::: Material provided :::
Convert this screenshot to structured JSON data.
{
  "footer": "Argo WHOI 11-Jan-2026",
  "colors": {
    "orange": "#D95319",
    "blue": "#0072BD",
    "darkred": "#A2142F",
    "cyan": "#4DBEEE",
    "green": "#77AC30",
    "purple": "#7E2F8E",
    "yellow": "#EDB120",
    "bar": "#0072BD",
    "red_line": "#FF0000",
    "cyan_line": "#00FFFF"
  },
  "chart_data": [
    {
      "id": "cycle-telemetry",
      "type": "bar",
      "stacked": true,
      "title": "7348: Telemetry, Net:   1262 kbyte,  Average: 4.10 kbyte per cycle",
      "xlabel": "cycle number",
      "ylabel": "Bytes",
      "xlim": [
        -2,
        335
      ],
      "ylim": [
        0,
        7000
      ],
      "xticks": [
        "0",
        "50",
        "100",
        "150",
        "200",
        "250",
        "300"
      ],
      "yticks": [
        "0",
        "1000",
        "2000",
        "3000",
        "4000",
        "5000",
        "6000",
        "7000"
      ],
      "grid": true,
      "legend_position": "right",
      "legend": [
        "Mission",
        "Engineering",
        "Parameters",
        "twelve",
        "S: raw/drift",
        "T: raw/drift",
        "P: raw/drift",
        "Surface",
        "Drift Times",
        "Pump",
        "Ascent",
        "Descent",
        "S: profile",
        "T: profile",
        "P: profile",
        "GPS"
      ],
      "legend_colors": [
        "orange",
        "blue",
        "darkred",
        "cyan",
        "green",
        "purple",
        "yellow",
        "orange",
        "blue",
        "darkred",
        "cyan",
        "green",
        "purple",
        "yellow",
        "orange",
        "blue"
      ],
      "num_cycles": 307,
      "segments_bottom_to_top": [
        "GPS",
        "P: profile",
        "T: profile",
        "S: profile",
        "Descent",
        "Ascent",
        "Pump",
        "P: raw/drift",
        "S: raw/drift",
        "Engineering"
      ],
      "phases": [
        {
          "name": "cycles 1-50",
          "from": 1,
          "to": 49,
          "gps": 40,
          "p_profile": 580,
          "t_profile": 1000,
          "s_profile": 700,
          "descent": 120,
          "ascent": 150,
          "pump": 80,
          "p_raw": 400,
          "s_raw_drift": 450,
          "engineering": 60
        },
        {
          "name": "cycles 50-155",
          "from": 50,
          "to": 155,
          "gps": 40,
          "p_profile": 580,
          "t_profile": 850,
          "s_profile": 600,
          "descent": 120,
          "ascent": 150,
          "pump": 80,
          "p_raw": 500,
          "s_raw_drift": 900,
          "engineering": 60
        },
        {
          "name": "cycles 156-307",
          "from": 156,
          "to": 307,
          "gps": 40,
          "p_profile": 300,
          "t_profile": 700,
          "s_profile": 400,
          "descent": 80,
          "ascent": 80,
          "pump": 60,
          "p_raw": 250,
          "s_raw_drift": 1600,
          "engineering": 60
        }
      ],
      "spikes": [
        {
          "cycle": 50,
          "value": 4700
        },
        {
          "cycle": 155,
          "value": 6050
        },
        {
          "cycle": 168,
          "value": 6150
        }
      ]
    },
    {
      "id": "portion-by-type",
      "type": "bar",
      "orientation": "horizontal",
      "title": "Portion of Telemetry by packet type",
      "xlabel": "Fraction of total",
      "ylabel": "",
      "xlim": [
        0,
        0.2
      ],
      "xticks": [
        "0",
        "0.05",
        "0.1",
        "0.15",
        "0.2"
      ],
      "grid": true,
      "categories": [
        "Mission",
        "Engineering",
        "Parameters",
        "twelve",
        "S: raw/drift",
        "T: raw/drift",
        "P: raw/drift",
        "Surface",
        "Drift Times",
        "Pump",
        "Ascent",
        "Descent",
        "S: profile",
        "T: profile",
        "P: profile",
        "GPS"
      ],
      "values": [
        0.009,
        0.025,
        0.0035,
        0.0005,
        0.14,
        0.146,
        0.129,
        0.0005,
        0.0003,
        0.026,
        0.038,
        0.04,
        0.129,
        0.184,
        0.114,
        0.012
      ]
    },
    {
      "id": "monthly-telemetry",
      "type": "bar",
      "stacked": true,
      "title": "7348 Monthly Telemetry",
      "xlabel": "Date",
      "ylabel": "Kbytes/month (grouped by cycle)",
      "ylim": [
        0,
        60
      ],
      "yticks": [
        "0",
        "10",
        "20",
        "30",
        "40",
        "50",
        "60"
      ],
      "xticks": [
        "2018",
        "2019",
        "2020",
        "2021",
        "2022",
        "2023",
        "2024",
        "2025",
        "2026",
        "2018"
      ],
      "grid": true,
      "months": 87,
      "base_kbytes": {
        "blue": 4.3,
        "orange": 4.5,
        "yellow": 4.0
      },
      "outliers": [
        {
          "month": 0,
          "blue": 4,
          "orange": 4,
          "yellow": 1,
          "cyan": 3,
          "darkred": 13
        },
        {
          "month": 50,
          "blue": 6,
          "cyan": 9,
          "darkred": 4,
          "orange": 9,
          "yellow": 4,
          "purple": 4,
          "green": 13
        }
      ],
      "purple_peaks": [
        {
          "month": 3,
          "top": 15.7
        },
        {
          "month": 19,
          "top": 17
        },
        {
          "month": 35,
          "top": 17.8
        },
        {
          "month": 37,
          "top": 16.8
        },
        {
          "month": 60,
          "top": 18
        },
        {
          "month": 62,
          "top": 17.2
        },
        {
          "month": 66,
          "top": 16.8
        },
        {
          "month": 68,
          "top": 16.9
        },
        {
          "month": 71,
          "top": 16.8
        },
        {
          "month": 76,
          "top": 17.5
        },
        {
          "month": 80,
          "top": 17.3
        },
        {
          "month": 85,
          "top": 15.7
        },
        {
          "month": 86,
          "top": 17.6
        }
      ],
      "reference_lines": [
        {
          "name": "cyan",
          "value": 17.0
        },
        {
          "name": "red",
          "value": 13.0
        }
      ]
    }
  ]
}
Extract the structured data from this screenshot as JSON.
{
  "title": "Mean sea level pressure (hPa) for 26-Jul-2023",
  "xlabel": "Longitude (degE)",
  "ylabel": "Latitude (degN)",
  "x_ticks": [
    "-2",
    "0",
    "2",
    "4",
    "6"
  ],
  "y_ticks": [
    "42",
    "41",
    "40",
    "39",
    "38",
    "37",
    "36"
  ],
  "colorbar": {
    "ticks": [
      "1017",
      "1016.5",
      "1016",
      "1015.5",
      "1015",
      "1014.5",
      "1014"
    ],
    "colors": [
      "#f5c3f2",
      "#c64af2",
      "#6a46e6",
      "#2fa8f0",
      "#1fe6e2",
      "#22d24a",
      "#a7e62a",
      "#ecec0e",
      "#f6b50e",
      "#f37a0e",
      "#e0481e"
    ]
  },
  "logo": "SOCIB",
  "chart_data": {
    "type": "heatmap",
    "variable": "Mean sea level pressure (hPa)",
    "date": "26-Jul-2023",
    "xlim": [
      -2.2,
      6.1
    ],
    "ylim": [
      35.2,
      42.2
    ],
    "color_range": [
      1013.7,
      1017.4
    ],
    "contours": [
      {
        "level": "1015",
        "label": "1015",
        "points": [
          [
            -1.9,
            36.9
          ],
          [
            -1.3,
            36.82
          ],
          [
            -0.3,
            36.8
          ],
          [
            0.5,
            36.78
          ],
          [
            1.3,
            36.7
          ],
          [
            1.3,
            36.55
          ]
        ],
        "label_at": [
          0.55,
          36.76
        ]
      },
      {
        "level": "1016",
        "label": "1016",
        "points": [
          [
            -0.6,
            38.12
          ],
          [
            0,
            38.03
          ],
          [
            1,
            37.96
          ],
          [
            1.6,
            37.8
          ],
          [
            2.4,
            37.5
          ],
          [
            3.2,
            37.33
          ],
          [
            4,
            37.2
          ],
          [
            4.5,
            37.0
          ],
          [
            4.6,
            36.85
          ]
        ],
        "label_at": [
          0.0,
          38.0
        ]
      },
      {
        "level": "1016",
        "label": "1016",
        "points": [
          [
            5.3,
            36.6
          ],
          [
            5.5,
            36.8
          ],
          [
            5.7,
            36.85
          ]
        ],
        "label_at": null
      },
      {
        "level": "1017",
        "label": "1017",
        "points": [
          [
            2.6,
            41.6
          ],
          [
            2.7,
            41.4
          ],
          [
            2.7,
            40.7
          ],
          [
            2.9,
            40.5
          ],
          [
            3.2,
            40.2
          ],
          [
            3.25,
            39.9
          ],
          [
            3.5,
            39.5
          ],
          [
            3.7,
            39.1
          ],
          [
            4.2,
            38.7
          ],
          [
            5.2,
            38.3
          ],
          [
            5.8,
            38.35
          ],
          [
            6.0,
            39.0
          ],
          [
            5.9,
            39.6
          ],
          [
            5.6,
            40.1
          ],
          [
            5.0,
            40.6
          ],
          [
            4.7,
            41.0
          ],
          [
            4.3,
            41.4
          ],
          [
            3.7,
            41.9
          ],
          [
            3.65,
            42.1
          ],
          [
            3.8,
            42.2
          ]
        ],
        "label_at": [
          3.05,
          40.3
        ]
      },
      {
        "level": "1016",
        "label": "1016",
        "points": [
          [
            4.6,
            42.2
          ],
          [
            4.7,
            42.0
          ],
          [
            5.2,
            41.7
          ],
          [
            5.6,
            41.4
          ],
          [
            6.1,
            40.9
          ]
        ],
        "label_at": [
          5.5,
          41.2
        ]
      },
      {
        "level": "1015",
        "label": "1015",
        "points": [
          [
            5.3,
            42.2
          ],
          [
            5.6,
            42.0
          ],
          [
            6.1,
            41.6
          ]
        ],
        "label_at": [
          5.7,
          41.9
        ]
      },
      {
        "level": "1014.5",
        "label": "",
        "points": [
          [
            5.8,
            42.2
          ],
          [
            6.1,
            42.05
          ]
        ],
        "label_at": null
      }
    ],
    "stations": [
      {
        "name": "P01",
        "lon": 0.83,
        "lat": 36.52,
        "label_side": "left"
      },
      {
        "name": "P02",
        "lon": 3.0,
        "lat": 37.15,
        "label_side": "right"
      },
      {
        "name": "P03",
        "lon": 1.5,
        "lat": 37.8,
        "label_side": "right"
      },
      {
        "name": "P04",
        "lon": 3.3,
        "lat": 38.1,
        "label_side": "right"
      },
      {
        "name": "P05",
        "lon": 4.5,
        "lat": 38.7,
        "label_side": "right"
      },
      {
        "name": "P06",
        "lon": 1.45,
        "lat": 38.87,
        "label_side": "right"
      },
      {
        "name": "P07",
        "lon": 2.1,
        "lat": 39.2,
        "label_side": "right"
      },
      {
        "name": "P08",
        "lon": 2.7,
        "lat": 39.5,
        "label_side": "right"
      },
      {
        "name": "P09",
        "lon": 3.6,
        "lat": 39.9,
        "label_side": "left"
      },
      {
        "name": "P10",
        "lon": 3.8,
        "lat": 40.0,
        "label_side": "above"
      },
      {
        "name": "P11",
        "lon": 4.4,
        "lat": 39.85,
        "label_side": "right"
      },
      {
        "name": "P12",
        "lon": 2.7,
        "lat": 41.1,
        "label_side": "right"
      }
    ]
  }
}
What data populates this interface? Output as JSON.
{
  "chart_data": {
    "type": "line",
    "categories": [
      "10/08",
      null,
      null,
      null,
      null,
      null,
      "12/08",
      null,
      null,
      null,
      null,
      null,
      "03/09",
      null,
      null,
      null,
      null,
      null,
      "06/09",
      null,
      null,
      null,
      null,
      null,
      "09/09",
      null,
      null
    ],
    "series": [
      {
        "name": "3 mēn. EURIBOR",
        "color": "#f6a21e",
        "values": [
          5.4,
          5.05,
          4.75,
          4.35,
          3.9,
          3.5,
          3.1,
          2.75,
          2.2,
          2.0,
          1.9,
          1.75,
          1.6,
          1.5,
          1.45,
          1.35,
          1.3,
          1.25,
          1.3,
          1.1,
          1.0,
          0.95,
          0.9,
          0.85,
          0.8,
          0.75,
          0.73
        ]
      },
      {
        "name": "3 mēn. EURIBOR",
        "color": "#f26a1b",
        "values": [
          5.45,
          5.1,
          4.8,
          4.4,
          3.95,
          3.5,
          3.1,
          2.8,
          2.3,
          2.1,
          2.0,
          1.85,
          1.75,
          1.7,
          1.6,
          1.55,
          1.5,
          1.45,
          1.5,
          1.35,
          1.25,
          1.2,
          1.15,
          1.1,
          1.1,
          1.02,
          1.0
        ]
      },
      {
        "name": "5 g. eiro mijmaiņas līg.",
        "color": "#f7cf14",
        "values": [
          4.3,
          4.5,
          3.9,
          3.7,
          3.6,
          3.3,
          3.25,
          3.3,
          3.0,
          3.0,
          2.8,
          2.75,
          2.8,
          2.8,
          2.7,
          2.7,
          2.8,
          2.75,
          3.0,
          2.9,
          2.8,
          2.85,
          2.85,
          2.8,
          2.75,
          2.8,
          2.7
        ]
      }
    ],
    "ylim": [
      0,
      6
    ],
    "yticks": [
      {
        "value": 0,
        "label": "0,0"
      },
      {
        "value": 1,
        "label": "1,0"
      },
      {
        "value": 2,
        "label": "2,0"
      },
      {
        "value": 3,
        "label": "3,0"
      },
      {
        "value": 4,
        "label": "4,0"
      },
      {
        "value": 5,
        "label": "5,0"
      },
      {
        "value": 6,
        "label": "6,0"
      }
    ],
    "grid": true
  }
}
:::
■ Goal:
In the listing, how many lines hold "JSON"? Answer with a bare number.

■ Task answer:
3